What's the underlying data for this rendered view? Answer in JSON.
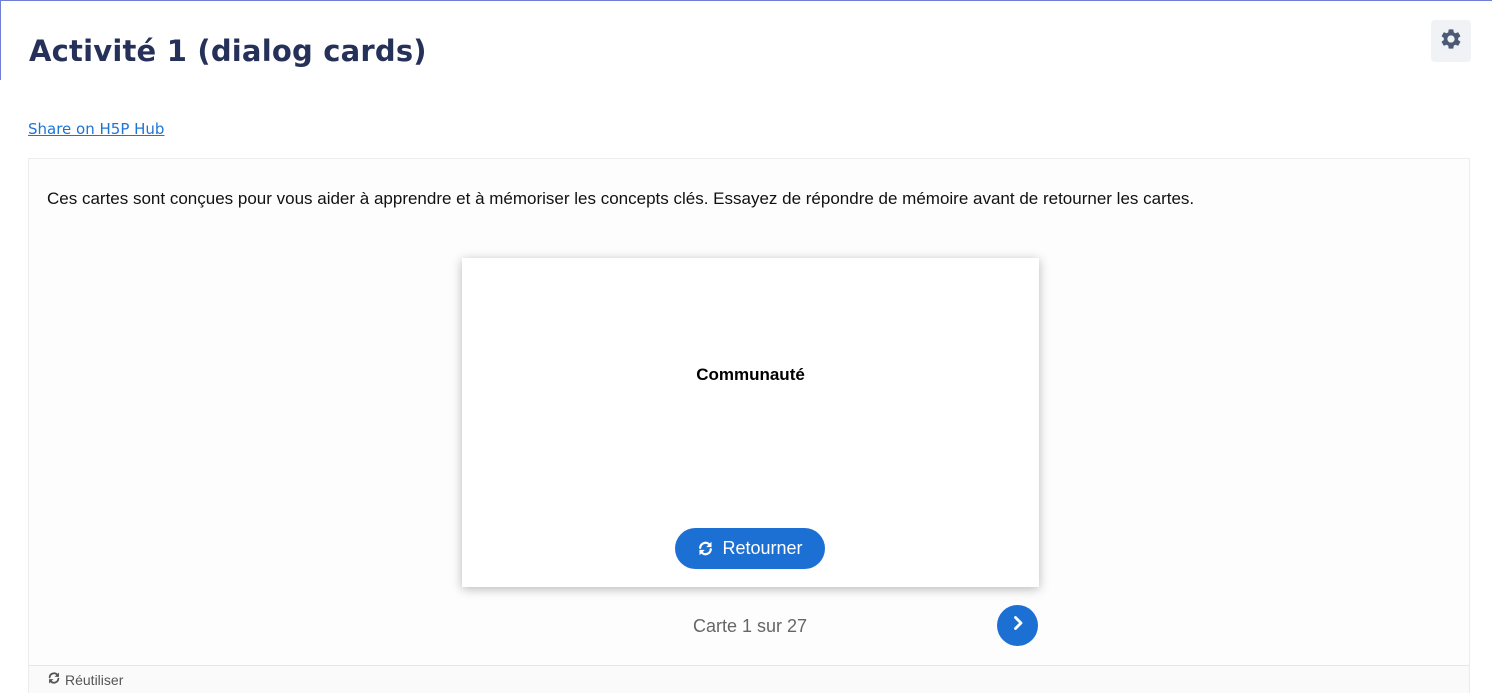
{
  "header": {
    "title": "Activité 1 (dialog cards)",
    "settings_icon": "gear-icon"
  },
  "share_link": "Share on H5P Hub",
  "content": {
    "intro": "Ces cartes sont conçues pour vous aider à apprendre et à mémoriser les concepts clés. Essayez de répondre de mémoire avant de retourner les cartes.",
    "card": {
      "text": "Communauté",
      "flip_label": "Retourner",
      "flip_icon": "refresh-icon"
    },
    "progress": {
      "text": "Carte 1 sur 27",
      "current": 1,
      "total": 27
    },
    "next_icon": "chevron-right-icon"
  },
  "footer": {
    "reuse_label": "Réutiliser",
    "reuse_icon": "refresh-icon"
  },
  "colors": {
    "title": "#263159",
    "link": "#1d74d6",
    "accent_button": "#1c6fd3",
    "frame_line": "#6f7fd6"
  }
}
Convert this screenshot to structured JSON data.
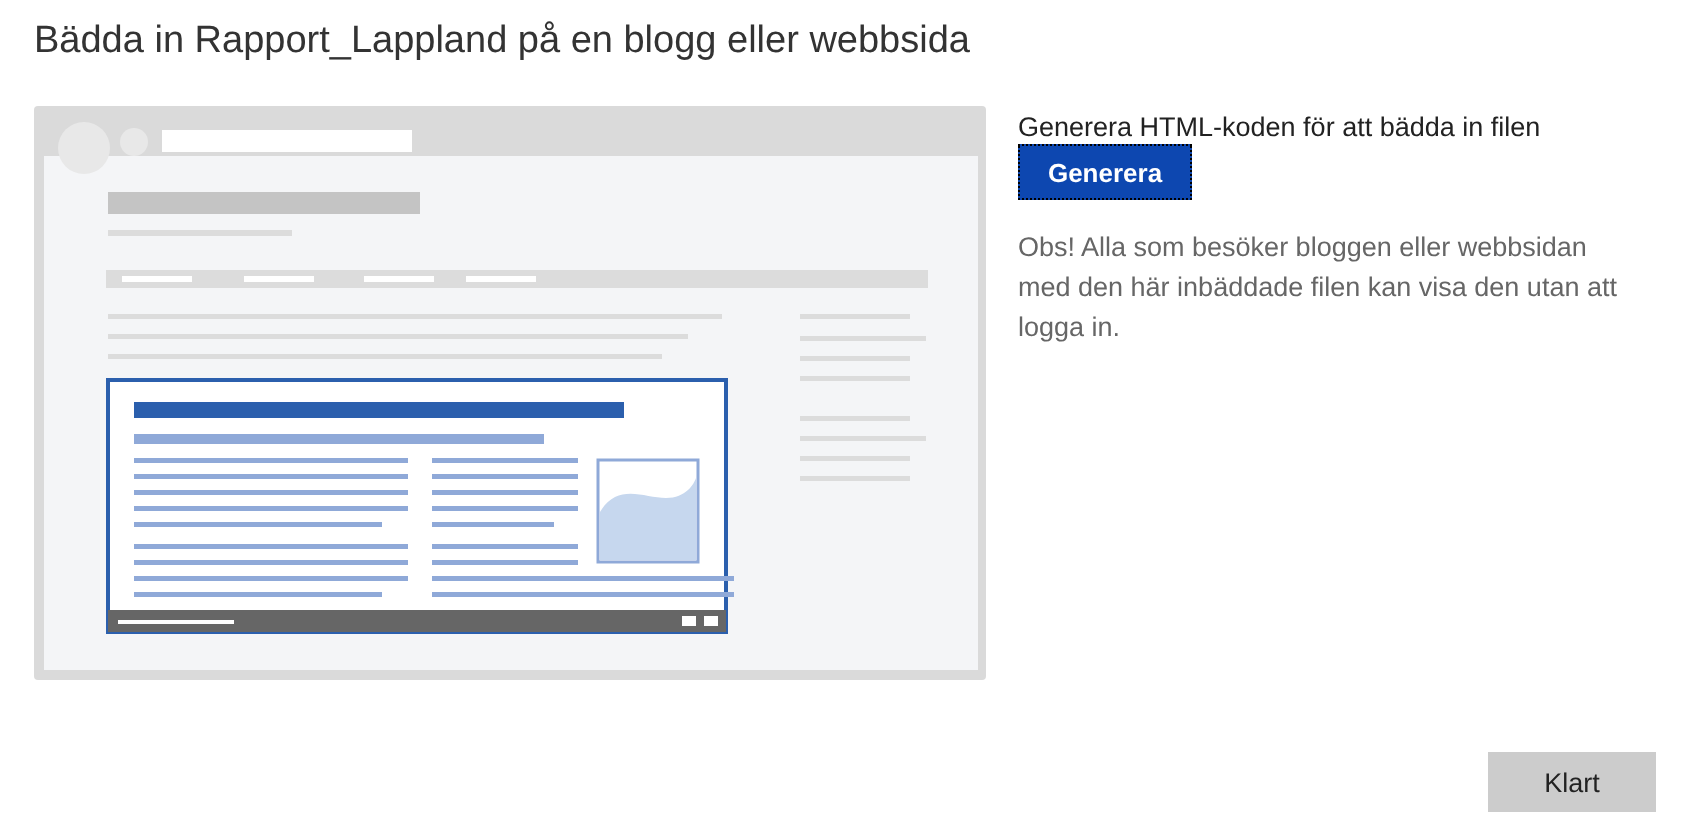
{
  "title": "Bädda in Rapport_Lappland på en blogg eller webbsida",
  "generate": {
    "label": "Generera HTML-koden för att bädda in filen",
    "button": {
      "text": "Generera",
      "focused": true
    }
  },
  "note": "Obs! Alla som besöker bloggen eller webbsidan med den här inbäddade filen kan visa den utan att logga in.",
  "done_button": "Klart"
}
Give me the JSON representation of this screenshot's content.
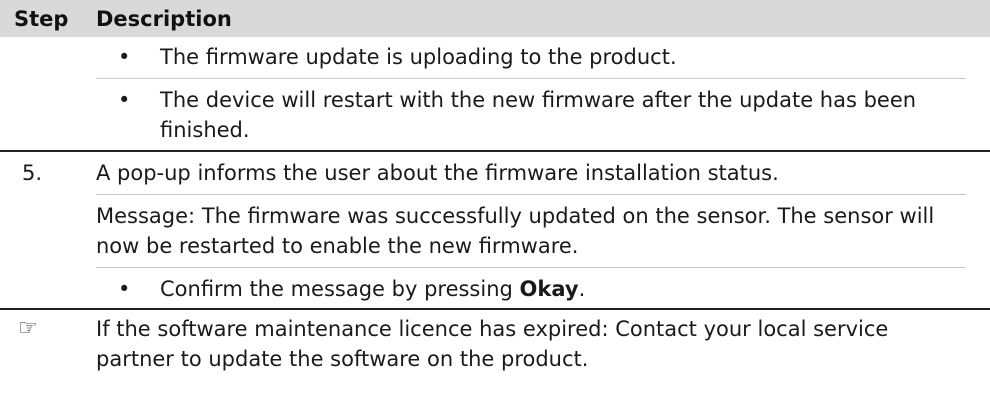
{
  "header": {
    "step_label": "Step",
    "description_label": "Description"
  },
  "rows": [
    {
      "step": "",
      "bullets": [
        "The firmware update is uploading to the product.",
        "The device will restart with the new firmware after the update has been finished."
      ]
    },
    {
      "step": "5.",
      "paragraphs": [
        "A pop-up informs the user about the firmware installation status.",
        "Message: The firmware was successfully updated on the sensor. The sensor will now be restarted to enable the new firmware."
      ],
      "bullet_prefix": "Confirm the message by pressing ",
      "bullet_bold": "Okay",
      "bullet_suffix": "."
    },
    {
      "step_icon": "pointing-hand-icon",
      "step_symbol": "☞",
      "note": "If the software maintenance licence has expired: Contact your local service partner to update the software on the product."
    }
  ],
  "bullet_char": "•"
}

++++

Print once more, exactly, the lines from the one with "Give me the" through the last line of the data, both ends included, without any pictures.

Answer to the task –
Give me the JSON representation of this screenshot's content.
{
  "header": {
    "step_label": "Step",
    "description_label": "Description"
  },
  "rows": [
    {
      "step": "",
      "bullets": [
        "The firmware update is uploading to the product.",
        "The device will restart with the new firmware after the update has been finished."
      ]
    },
    {
      "step": "5.",
      "paragraphs": [
        "A pop-up informs the user about the firmware installation status.",
        "Message: The firmware was successfully updated on the sensor. The sensor will now be restarted to enable the new firmware."
      ],
      "bullet_prefix": "Confirm the message by pressing ",
      "bullet_bold": "Okay",
      "bullet_suffix": "."
    },
    {
      "step_icon": "pointing-hand-icon",
      "step_symbol": "☞",
      "note": "If the software maintenance licence has expired: Contact your local service partner to update the software on the product."
    }
  ],
  "bullet_char": "•"
}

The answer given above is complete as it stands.